● Provided entries
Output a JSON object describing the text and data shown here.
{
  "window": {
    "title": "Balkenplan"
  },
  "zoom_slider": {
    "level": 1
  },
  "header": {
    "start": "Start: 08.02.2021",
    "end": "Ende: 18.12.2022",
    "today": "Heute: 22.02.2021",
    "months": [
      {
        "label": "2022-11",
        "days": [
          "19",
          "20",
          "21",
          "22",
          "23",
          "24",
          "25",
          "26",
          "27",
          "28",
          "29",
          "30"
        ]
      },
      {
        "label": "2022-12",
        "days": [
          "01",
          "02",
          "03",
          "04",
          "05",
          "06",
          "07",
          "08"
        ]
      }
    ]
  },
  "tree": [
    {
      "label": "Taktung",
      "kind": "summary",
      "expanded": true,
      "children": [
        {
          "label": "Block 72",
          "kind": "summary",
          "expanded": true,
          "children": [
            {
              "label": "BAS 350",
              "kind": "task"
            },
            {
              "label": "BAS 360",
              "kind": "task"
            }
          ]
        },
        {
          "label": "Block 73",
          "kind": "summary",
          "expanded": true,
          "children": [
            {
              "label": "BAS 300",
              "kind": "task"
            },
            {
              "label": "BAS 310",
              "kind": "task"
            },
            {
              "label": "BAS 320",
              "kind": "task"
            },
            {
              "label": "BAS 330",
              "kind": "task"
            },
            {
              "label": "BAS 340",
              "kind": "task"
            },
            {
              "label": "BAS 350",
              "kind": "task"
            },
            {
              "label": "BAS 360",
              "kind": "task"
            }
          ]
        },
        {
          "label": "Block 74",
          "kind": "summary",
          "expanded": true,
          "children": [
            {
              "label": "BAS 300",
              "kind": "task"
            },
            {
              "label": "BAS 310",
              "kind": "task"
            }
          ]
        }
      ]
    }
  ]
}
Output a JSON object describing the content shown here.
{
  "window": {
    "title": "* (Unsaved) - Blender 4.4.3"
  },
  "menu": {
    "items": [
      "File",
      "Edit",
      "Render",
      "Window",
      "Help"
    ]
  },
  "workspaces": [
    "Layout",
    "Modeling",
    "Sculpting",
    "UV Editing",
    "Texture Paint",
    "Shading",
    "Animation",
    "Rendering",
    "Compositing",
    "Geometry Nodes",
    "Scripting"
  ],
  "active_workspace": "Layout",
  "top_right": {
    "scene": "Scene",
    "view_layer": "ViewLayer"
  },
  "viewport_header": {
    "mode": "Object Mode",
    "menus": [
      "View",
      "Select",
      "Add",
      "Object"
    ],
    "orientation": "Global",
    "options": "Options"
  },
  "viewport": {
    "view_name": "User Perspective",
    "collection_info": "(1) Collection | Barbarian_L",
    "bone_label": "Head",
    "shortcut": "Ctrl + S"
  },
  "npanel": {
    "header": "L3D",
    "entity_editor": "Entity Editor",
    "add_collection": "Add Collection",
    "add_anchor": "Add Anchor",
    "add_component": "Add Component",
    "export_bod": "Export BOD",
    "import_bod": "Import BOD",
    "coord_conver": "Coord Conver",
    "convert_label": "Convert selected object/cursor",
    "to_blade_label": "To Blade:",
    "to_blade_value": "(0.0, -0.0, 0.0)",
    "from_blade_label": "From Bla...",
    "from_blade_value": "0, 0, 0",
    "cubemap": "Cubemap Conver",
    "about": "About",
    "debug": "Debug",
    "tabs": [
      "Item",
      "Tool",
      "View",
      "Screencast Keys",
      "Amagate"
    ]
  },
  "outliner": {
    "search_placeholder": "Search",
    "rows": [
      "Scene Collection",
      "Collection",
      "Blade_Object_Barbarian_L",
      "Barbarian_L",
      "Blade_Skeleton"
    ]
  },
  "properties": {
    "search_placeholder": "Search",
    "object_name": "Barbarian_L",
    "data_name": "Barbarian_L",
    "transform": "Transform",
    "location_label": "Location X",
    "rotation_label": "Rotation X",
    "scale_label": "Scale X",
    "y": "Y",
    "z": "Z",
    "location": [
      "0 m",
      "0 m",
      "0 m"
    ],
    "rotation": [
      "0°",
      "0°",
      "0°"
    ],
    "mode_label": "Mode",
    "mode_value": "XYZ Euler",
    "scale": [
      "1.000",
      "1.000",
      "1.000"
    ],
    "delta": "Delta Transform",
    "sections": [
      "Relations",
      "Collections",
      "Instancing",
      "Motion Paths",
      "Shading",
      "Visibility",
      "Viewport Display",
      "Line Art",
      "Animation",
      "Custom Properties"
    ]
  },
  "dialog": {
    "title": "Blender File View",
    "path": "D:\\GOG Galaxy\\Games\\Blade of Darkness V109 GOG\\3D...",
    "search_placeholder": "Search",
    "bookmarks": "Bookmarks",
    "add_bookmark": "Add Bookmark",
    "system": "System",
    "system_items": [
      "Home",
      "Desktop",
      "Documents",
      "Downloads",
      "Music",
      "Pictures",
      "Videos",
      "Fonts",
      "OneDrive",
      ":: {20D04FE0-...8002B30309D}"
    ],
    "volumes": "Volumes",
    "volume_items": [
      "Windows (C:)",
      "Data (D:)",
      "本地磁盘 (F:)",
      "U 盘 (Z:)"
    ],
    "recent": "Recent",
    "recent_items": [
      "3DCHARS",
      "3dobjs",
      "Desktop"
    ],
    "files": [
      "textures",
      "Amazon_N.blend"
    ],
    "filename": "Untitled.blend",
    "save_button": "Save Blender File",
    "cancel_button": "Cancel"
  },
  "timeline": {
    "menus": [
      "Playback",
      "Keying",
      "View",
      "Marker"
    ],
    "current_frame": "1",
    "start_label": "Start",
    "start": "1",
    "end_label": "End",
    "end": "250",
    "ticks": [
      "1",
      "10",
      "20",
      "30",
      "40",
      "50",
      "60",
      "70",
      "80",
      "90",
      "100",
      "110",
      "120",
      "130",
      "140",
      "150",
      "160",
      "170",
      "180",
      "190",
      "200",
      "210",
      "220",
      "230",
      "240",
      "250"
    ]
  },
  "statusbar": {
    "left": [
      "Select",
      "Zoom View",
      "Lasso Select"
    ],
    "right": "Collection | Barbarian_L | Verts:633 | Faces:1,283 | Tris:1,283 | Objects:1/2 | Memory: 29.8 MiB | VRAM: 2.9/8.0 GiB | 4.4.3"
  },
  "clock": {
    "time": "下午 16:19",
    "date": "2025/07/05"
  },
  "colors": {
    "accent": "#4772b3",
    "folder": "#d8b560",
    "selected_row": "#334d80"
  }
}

● Written task
Every record above should be copied exactly.

● Solution
Output a JSON object describing the text and data shown here.
{
  "window": {
    "title": "Balkenplan"
  },
  "zoom_slider": {
    "level": 1
  },
  "header": {
    "start": "Start: 08.02.2021",
    "end": "Ende: 18.12.2022",
    "today": "Heute: 22.02.2021",
    "months": [
      {
        "label": "2022-11",
        "days": [
          "19",
          "20",
          "21",
          "22",
          "23",
          "24",
          "25",
          "26",
          "27",
          "28",
          "29",
          "30"
        ]
      },
      {
        "label": "2022-12",
        "days": [
          "01",
          "02",
          "03",
          "04",
          "05",
          "06",
          "07",
          "08"
        ]
      }
    ]
  },
  "tree": [
    {
      "label": "Taktung",
      "kind": "summary",
      "expanded": true,
      "children": [
        {
          "label": "Block 72",
          "kind": "summary",
          "expanded": true,
          "children": [
            {
              "label": "BAS 350",
              "kind": "task"
            },
            {
              "label": "BAS 360",
              "kind": "task"
            }
          ]
        },
        {
          "label": "Block 73",
          "kind": "summary",
          "expanded": true,
          "children": [
            {
              "label": "BAS 300",
              "kind": "task"
            },
            {
              "label": "BAS 310",
              "kind": "task"
            },
            {
              "label": "BAS 320",
              "kind": "task"
            },
            {
              "label": "BAS 330",
              "kind": "task"
            },
            {
              "label": "BAS 340",
              "kind": "task"
            },
            {
              "label": "BAS 350",
              "kind": "task"
            },
            {
              "label": "BAS 360",
              "kind": "task"
            }
          ]
        },
        {
          "label": "Block 74",
          "kind": "summary",
          "expanded": true,
          "children": [
            {
              "label": "BAS 300",
              "kind": "task"
            },
            {
              "label": "BAS 310",
              "kind": "task"
            }
          ]
        }
      ]
    }
  ]
}
Output a JSON object describing the content shown here.
{
  "window": {
    "title": "* (Unsaved) - Blender 4.4.3"
  },
  "menu": {
    "items": [
      "File",
      "Edit",
      "Render",
      "Window",
      "Help"
    ]
  },
  "workspaces": [
    "Layout",
    "Modeling",
    "Sculpting",
    "UV Editing",
    "Texture Paint",
    "Shading",
    "Animation",
    "Rendering",
    "Compositing",
    "Geometry Nodes",
    "Scripting"
  ],
  "active_workspace": "Layout",
  "top_right": {
    "scene": "Scene",
    "view_layer": "ViewLayer"
  },
  "viewport_header": {
    "mode": "Object Mode",
    "menus": [
      "View",
      "Select",
      "Add",
      "Object"
    ],
    "orientation": "Global",
    "options": "Options"
  },
  "viewport": {
    "view_name": "User Perspective",
    "collection_info": "(1) Collection | Barbarian_L",
    "bone_label": "Head",
    "shortcut": "Ctrl + S"
  },
  "npanel": {
    "header": "L3D",
    "entity_editor": "Entity Editor",
    "add_collection": "Add Collection",
    "add_anchor": "Add Anchor",
    "add_component": "Add Component",
    "export_bod": "Export BOD",
    "import_bod": "Import BOD",
    "coord_conver": "Coord Conver",
    "convert_label": "Convert selected object/cursor",
    "to_blade_label": "To Blade:",
    "to_blade_value": "(0.0, -0.0, 0.0)",
    "from_blade_label": "From Bla...",
    "from_blade_value": "0, 0, 0",
    "cubemap": "Cubemap Conver",
    "about": "About",
    "debug": "Debug",
    "tabs": [
      "Item",
      "Tool",
      "View",
      "Screencast Keys",
      "Amagate"
    ]
  },
  "outliner": {
    "search_placeholder": "Search",
    "rows": [
      "Scene Collection",
      "Collection",
      "Blade_Object_Barbarian_L",
      "Barbarian_L",
      "Blade_Skeleton"
    ]
  },
  "properties": {
    "search_placeholder": "Search",
    "object_name": "Barbarian_L",
    "data_name": "Barbarian_L",
    "transform": "Transform",
    "location_label": "Location X",
    "rotation_label": "Rotation X",
    "scale_label": "Scale X",
    "y": "Y",
    "z": "Z",
    "location": [
      "0 m",
      "0 m",
      "0 m"
    ],
    "rotation": [
      "0°",
      "0°",
      "0°"
    ],
    "mode_label": "Mode",
    "mode_value": "XYZ Euler",
    "scale": [
      "1.000",
      "1.000",
      "1.000"
    ],
    "delta": "Delta Transform",
    "sections": [
      "Relations",
      "Collections",
      "Instancing",
      "Motion Paths",
      "Shading",
      "Visibility",
      "Viewport Display",
      "Line Art",
      "Animation",
      "Custom Properties"
    ]
  },
  "dialog": {
    "title": "Blender File View",
    "path": "D:\\GOG Galaxy\\Games\\Blade of Darkness V109 GOG\\3D...",
    "search_placeholder": "Search",
    "bookmarks": "Bookmarks",
    "add_bookmark": "Add Bookmark",
    "system": "System",
    "system_items": [
      "Home",
      "Desktop",
      "Documents",
      "Downloads",
      "Music",
      "Pictures",
      "Videos",
      "Fonts",
      "OneDrive",
      ":: {20D04FE0-...8002B30309D}"
    ],
    "volumes": "Volumes",
    "volume_items": [
      "Windows (C:)",
      "Data (D:)",
      "本地磁盘 (F:)",
      "U 盘 (Z:)"
    ],
    "recent": "Recent",
    "recent_items": [
      "3DCHARS",
      "3dobjs",
      "Desktop"
    ],
    "files": [
      "textures",
      "Amazon_N.blend"
    ],
    "filename": "Untitled.blend",
    "save_button": "Save Blender File",
    "cancel_button": "Cancel"
  },
  "timeline": {
    "menus": [
      "Playback",
      "Keying",
      "View",
      "Marker"
    ],
    "current_frame": "1",
    "start_label": "Start",
    "start": "1",
    "end_label": "End",
    "end": "250",
    "ticks": [
      "1",
      "10",
      "20",
      "30",
      "40",
      "50",
      "60",
      "70",
      "80",
      "90",
      "100",
      "110",
      "120",
      "130",
      "140",
      "150",
      "160",
      "170",
      "180",
      "190",
      "200",
      "210",
      "220",
      "230",
      "240",
      "250"
    ]
  },
  "statusbar": {
    "left": [
      "Select",
      "Zoom View",
      "Lasso Select"
    ],
    "right": "Collection | Barbarian_L | Verts:633 | Faces:1,283 | Tris:1,283 | Objects:1/2 | Memory: 29.8 MiB | VRAM: 2.9/8.0 GiB | 4.4.3"
  },
  "clock": {
    "time": "下午 16:19",
    "date": "2025/07/05"
  },
  "colors": {
    "accent": "#4772b3",
    "folder": "#d8b560",
    "selected_row": "#334d80"
  }
}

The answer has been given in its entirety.